EXERCISE INSTRUCTIONS ::
Gather up every line from the entries below that uses the word "Disc".
--- START RECORDS FOR THIS EXERCISE ---
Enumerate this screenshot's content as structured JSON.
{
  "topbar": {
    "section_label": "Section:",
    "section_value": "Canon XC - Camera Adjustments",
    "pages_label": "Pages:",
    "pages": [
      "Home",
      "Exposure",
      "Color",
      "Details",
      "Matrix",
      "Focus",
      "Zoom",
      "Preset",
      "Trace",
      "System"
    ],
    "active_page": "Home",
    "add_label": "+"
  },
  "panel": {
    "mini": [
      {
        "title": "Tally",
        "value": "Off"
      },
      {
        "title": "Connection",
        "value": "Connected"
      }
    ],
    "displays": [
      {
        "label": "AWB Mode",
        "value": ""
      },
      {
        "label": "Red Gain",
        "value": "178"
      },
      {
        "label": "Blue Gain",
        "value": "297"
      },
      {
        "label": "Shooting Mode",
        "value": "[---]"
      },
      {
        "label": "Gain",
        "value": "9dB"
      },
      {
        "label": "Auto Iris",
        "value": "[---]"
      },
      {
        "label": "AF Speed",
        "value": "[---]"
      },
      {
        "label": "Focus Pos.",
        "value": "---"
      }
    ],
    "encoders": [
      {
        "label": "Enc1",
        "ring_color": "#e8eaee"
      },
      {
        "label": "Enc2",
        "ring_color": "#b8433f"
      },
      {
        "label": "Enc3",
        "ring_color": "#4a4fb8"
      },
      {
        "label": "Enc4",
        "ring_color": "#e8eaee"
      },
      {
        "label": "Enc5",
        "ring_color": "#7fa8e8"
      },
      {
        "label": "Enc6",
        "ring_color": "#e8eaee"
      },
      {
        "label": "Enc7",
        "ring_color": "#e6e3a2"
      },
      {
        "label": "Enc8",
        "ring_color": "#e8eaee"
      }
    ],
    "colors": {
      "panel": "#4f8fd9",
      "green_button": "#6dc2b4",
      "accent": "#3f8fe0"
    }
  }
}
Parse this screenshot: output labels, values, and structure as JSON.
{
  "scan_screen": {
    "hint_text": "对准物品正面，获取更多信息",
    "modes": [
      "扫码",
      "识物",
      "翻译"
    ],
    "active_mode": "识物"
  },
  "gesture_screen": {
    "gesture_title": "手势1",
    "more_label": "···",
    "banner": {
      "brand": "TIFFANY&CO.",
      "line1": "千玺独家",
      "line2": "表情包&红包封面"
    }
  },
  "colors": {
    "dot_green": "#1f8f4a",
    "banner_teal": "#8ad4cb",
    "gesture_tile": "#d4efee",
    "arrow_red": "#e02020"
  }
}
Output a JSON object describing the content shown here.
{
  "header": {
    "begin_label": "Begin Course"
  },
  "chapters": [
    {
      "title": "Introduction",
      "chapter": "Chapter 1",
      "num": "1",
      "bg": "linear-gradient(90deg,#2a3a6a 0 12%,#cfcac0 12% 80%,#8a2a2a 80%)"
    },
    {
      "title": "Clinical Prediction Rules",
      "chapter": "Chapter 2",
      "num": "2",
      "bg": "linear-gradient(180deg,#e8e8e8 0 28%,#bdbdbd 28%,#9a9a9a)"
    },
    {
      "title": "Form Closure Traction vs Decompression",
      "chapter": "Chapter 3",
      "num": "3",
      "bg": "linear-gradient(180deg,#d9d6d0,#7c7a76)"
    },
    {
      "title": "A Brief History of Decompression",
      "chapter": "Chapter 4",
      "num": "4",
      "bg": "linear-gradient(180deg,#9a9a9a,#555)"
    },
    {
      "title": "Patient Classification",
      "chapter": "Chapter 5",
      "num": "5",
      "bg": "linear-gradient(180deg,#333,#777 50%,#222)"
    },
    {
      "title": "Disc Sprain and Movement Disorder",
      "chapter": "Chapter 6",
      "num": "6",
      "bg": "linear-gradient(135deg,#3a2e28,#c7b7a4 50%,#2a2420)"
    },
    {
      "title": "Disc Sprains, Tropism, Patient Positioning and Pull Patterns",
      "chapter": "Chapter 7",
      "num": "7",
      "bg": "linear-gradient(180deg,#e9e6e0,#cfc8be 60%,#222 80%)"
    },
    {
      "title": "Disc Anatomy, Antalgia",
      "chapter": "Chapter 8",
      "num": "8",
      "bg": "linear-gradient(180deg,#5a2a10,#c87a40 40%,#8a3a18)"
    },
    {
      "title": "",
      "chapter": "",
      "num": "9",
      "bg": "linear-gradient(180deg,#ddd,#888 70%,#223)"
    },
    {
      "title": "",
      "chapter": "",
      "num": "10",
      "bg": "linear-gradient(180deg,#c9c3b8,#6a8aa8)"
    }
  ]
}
--- END RECORDS FOR THIS EXERCISE ---
IN RESPONSE ::
      "title": "Disc Sprain and Movement Disorder",
      "title": "Disc Sprains, Tropism, Patient Positioning and Pull Patterns",
      "title": "Disc Anatomy, Antalgia",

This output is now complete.